(Lines of data)
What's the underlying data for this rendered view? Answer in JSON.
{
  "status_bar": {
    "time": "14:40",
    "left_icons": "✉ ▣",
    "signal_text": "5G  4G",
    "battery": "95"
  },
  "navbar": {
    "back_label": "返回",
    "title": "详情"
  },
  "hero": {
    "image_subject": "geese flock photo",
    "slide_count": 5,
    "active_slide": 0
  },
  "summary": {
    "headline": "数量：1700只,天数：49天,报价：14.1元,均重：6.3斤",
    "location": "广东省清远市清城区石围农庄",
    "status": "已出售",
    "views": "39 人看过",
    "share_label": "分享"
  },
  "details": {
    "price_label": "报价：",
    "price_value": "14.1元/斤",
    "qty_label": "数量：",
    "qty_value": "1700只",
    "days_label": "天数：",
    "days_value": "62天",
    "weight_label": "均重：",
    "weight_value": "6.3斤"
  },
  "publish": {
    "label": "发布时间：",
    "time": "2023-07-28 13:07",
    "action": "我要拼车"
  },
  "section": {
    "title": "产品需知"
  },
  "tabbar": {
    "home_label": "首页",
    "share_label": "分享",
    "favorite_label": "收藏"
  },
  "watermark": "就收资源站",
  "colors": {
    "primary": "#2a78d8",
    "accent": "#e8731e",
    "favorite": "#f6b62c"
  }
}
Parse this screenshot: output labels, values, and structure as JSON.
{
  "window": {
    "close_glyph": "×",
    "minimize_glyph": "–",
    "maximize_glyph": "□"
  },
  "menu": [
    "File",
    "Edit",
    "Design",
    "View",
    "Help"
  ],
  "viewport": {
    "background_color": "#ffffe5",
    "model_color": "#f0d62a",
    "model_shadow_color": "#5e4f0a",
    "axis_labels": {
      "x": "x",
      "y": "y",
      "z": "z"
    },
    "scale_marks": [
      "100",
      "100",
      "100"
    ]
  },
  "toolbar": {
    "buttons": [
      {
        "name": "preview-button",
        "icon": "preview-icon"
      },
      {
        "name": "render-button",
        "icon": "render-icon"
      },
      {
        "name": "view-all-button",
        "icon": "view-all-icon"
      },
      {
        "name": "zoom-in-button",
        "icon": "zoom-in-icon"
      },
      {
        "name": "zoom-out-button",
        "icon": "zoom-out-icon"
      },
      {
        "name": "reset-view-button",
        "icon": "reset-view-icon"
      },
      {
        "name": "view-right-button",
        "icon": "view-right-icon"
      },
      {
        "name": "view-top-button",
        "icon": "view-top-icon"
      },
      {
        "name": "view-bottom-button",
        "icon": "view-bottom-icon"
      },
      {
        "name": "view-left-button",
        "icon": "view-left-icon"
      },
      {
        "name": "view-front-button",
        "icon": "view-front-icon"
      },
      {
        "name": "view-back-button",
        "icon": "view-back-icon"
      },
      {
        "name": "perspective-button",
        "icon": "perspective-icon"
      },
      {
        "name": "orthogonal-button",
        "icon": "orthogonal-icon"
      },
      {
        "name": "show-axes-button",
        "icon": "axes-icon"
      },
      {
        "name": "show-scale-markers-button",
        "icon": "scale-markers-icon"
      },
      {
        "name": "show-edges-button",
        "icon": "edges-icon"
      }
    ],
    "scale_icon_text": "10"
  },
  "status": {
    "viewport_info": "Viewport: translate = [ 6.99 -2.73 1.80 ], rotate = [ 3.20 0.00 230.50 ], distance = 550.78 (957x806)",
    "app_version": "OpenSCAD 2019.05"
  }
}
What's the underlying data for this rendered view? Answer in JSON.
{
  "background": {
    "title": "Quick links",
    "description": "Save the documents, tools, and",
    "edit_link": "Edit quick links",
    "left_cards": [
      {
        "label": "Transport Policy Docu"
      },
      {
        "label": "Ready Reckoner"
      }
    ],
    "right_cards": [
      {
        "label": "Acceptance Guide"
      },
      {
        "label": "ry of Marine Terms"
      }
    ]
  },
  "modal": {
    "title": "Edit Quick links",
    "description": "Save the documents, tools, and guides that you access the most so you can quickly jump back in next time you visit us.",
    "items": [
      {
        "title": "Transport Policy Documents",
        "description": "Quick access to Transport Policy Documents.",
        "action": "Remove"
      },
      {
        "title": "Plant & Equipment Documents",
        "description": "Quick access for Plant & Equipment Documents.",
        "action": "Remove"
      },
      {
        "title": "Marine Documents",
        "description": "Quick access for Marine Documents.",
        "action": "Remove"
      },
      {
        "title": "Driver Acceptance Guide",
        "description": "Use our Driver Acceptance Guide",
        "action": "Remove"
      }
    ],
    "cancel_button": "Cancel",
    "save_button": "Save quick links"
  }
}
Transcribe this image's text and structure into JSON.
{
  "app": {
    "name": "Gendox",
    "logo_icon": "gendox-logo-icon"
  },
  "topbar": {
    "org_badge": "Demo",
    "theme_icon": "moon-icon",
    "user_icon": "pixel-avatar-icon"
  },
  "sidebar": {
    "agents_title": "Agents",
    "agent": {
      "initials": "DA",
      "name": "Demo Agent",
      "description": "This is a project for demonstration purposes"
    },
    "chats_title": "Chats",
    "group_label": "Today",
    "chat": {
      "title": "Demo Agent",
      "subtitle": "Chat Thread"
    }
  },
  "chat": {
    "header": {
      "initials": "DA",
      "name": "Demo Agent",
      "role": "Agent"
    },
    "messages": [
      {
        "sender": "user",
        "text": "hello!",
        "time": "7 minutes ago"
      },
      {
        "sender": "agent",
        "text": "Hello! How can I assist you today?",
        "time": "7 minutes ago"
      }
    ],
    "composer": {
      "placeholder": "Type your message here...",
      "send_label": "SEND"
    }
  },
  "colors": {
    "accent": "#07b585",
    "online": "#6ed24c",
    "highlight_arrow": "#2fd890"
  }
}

To do —
Copy out the data shown above without altering anything.

Complete output —
What's the underlying data for this rendered view? Answer in JSON.
{
  "status_bar": {
    "time": "14:40",
    "left_icons": "✉ ▣",
    "signal_text": "5G  4G",
    "battery": "95"
  },
  "navbar": {
    "back_label": "返回",
    "title": "详情"
  },
  "hero": {
    "image_subject": "geese flock photo",
    "slide_count": 5,
    "active_slide": 0
  },
  "summary": {
    "headline": "数量：1700只,天数：49天,报价：14.1元,均重：6.3斤",
    "location": "广东省清远市清城区石围农庄",
    "status": "已出售",
    "views": "39 人看过",
    "share_label": "分享"
  },
  "details": {
    "price_label": "报价：",
    "price_value": "14.1元/斤",
    "qty_label": "数量：",
    "qty_value": "1700只",
    "days_label": "天数：",
    "days_value": "62天",
    "weight_label": "均重：",
    "weight_value": "6.3斤"
  },
  "publish": {
    "label": "发布时间：",
    "time": "2023-07-28 13:07",
    "action": "我要拼车"
  },
  "section": {
    "title": "产品需知"
  },
  "tabbar": {
    "home_label": "首页",
    "share_label": "分享",
    "favorite_label": "收藏"
  },
  "watermark": "就收资源站",
  "colors": {
    "primary": "#2a78d8",
    "accent": "#e8731e",
    "favorite": "#f6b62c"
  }
}
Parse this screenshot: output labels, values, and structure as JSON.
{
  "window": {
    "close_glyph": "×",
    "minimize_glyph": "–",
    "maximize_glyph": "□"
  },
  "menu": [
    "File",
    "Edit",
    "Design",
    "View",
    "Help"
  ],
  "viewport": {
    "background_color": "#ffffe5",
    "model_color": "#f0d62a",
    "model_shadow_color": "#5e4f0a",
    "axis_labels": {
      "x": "x",
      "y": "y",
      "z": "z"
    },
    "scale_marks": [
      "100",
      "100",
      "100"
    ]
  },
  "toolbar": {
    "buttons": [
      {
        "name": "preview-button",
        "icon": "preview-icon"
      },
      {
        "name": "render-button",
        "icon": "render-icon"
      },
      {
        "name": "view-all-button",
        "icon": "view-all-icon"
      },
      {
        "name": "zoom-in-button",
        "icon": "zoom-in-icon"
      },
      {
        "name": "zoom-out-button",
        "icon": "zoom-out-icon"
      },
      {
        "name": "reset-view-button",
        "icon": "reset-view-icon"
      },
      {
        "name": "view-right-button",
        "icon": "view-right-icon"
      },
      {
        "name": "view-top-button",
        "icon": "view-top-icon"
      },
      {
        "name": "view-bottom-button",
        "icon": "view-bottom-icon"
      },
      {
        "name": "view-left-button",
        "icon": "view-left-icon"
      },
      {
        "name": "view-front-button",
        "icon": "view-front-icon"
      },
      {
        "name": "view-back-button",
        "icon": "view-back-icon"
      },
      {
        "name": "perspective-button",
        "icon": "perspective-icon"
      },
      {
        "name": "orthogonal-button",
        "icon": "orthogonal-icon"
      },
      {
        "name": "show-axes-button",
        "icon": "axes-icon"
      },
      {
        "name": "show-scale-markers-button",
        "icon": "scale-markers-icon"
      },
      {
        "name": "show-edges-button",
        "icon": "edges-icon"
      }
    ],
    "scale_icon_text": "10"
  },
  "status": {
    "viewport_info": "Viewport: translate = [ 6.99 -2.73 1.80 ], rotate = [ 3.20 0.00 230.50 ], distance = 550.78 (957x806)",
    "app_version": "OpenSCAD 2019.05"
  }
}
What's the underlying data for this rendered view? Answer in JSON.
{
  "background": {
    "title": "Quick links",
    "description": "Save the documents, tools, and",
    "edit_link": "Edit quick links",
    "left_cards": [
      {
        "label": "Transport Policy Docu"
      },
      {
        "label": "Ready Reckoner"
      }
    ],
    "right_cards": [
      {
        "label": "Acceptance Guide"
      },
      {
        "label": "ry of Marine Terms"
      }
    ]
  },
  "modal": {
    "title": "Edit Quick links",
    "description": "Save the documents, tools, and guides that you access the most so you can quickly jump back in next time you visit us.",
    "items": [
      {
        "title": "Transport Policy Documents",
        "description": "Quick access to Transport Policy Documents.",
        "action": "Remove"
      },
      {
        "title": "Plant & Equipment Documents",
        "description": "Quick access for Plant & Equipment Documents.",
        "action": "Remove"
      },
      {
        "title": "Marine Documents",
        "description": "Quick access for Marine Documents.",
        "action": "Remove"
      },
      {
        "title": "Driver Acceptance Guide",
        "description": "Use our Driver Acceptance Guide",
        "action": "Remove"
      }
    ],
    "cancel_button": "Cancel",
    "save_button": "Save quick links"
  }
}
Transcribe this image's text and structure into JSON.
{
  "app": {
    "name": "Gendox",
    "logo_icon": "gendox-logo-icon"
  },
  "topbar": {
    "org_badge": "Demo",
    "theme_icon": "moon-icon",
    "user_icon": "pixel-avatar-icon"
  },
  "sidebar": {
    "agents_title": "Agents",
    "agent": {
      "initials": "DA",
      "name": "Demo Agent",
      "description": "This is a project for demonstration purposes"
    },
    "chats_title": "Chats",
    "group_label": "Today",
    "chat": {
      "title": "Demo Agent",
      "subtitle": "Chat Thread"
    }
  },
  "chat": {
    "header": {
      "initials": "DA",
      "name": "Demo Agent",
      "role": "Agent"
    },
    "messages": [
      {
        "sender": "user",
        "text": "hello!",
        "time": "7 minutes ago"
      },
      {
        "sender": "agent",
        "text": "Hello! How can I assist you today?",
        "time": "7 minutes ago"
      }
    ],
    "composer": {
      "placeholder": "Type your message here...",
      "send_label": "SEND"
    }
  },
  "colors": {
    "accent": "#07b585",
    "online": "#6ed24c",
    "highlight_arrow": "#2fd890"
  }
}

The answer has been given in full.